Required work ▸ Extract every record, keeping each one exactly as it is.

Stored records ▸
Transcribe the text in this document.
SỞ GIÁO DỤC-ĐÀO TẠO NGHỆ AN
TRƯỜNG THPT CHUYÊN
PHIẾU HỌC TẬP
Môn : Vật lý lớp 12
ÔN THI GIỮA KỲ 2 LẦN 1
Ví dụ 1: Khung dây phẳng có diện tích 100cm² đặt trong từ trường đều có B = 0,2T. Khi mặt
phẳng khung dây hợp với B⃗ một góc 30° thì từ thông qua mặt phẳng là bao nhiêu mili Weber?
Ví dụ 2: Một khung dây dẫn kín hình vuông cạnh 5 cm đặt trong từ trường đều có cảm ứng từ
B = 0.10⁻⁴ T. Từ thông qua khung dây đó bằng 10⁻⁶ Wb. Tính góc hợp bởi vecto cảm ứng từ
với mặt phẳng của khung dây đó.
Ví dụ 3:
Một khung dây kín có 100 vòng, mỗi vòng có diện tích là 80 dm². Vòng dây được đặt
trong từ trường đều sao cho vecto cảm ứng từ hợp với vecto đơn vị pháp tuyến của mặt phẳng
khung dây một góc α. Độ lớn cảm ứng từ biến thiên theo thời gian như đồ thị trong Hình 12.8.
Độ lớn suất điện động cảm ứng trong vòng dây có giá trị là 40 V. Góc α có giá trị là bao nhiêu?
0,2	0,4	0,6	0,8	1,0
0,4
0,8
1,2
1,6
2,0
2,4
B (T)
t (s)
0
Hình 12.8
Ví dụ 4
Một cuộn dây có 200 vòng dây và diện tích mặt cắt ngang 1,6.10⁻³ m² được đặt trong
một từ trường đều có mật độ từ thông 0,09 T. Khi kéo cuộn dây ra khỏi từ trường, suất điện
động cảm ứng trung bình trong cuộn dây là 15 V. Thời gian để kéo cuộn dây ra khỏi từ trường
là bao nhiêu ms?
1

Result for this exercise ▸
Transcribe the text in this document.
SỞ GIÁO DỤC-ĐÀO TẠO NGHỆ AN
TRƯỜNG THPT CHUYÊN
PHIẾU HỌC TẬP
Môn : Vật lý lớp 12
ÔN THI GIỮA KỲ 2 LẦN 1
Ví dụ 1: Khung dây phẳng có diện tích 100cm² đặt trong từ trường đều có B = 0,2T. Khi mặt
phẳng khung dây hợp với B⃗ một góc 30° thì từ thông qua mặt phẳng là bao nhiêu mili Weber?
Ví dụ 2: Một khung dây dẫn kín hình vuông cạnh 5 cm đặt trong từ trường đều có cảm ứng từ
B = 0.10⁻⁴ T. Từ thông qua khung dây đó bằng 10⁻⁶ Wb. Tính góc hợp bởi vecto cảm ứng từ
với mặt phẳng của khung dây đó.
Ví dụ 3:
Một khung dây kín có 100 vòng, mỗi vòng có diện tích là 80 dm². Vòng dây được đặt
trong từ trường đều sao cho vecto cảm ứng từ hợp với vecto đơn vị pháp tuyến của mặt phẳng
khung dây một góc α. Độ lớn cảm ứng từ biến thiên theo thời gian như đồ thị trong Hình 12.8.
Độ lớn suất điện động cảm ứng trong vòng dây có giá trị là 40 V. Góc α có giá trị là bao nhiêu?
0,2	0,4	0,6	0,8	1,0
0,4
0,8
1,2
1,6
2,0
2,4
B (T)
t (s)
0
Hình 12.8
Ví dụ 4
Một cuộn dây có 200 vòng dây và diện tích mặt cắt ngang 1,6.10⁻³ m² được đặt trong
một từ trường đều có mật độ từ thông 0,09 T. Khi kéo cuộn dây ra khỏi từ trường, suất điện
động cảm ứng trung bình trong cuộn dây là 15 V. Thời gian để kéo cuộn dây ra khỏi từ trường
là bao nhiêu ms?
1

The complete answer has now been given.